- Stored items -
"""
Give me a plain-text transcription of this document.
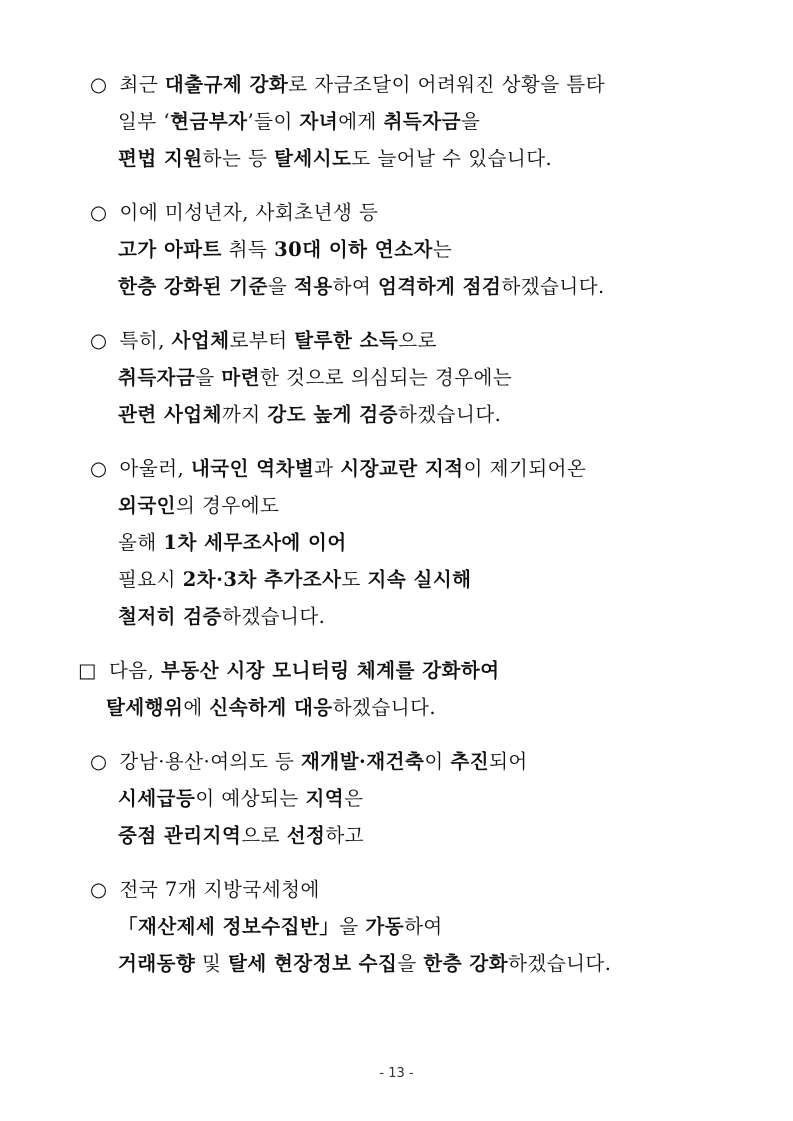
○ 최근 대출규제 강화로 자금조달이 어려워진 상황을 틈타
일부 ‘현금부자’들이 자녀에게 취득자금을
편법 지원하는 등 탈세시도도 늘어날 수 있습니다.
○ 이에 미성년자, 사회초년생 등
고가 아파트 취득 30대 이하 연소자는
한층 강화된 기준을 적용하여 엄격하게 점검하겠습니다.
○ 특히, 사업체로부터 탈루한 소득으로
취득자금을 마련한 것으로 의심되는 경우에는
관련 사업체까지 강도 높게 검증하겠습니다.
○ 아울러, 내국인 역차별과 시장교란 지적이 제기되어온
외국인의 경우에도
올해 1차 세무조사에 이어
필요시 2차·3차 추가조사도 지속 실시해
철저히 검증하겠습니다.
□ 다음, 부동산 시장 모니터링 체계를 강화하여
탈세행위에 신속하게 대응하겠습니다.
○ 강남·용산·여의도 등 재개발·재건축이 추진되어
시세급등이 예상되는 지역은
중점 관리지역으로 선정하고
○ 전국 7개 지방국세청에
「재산제세 정보수집반」을 가동하여
거래동향 및 탈세 현장정보 수집을 한층 강화하겠습니다.
- 13 -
"""
- Exercise -
Pick out each line containing "취득자금을" and report it.

- The completed task -
일부 ‘현금부자’들이 자녀에게 취득자금을
취득자금을 마련한 것으로 의심되는 경우에는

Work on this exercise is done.